__Provided records__.
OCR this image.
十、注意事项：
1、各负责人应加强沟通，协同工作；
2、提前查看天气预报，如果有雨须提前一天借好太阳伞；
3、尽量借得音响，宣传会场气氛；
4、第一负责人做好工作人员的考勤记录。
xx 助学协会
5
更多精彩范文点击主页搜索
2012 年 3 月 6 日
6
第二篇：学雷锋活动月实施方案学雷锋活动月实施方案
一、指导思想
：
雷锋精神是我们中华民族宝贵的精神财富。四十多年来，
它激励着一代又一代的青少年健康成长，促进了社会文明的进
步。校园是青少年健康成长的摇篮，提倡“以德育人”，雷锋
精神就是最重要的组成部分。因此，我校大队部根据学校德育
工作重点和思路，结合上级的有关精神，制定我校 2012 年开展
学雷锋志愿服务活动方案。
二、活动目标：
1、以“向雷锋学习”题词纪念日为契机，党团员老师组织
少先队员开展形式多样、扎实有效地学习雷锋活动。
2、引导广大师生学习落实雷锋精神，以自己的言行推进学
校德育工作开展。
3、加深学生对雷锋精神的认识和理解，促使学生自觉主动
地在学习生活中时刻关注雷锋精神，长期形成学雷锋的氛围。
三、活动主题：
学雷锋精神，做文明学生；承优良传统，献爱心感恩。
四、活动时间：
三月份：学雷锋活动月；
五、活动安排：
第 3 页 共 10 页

__Requirement__. Using the material above, print every entry exactly as written.

__Output__.
OCR this image.
十、注意事项：
1、各负责人应加强沟通，协同工作；
2、提前查看天气预报，如果有雨须提前一天借好太阳伞；
3、尽量借得音响，宣传会场气氛；
4、第一负责人做好工作人员的考勤记录。
xx 助学协会
5
更多精彩范文点击主页搜索
2012 年 3 月 6 日
6
第二篇：学雷锋活动月实施方案学雷锋活动月实施方案
一、指导思想
：
雷锋精神是我们中华民族宝贵的精神财富。四十多年来，
它激励着一代又一代的青少年健康成长，促进了社会文明的进
步。校园是青少年健康成长的摇篮，提倡“以德育人”，雷锋
精神就是最重要的组成部分。因此，我校大队部根据学校德育
工作重点和思路，结合上级的有关精神，制定我校 2012 年开展
学雷锋志愿服务活动方案。
二、活动目标：
1、以“向雷锋学习”题词纪念日为契机，党团员老师组织
少先队员开展形式多样、扎实有效地学习雷锋活动。
2、引导广大师生学习落实雷锋精神，以自己的言行推进学
校德育工作开展。
3、加深学生对雷锋精神的认识和理解，促使学生自觉主动
地在学习生活中时刻关注雷锋精神，长期形成学雷锋的氛围。
三、活动主题：
学雷锋精神，做文明学生；承优良传统，献爱心感恩。
四、活动时间：
三月份：学雷锋活动月；
五、活动安排：
第 3 页 共 10 页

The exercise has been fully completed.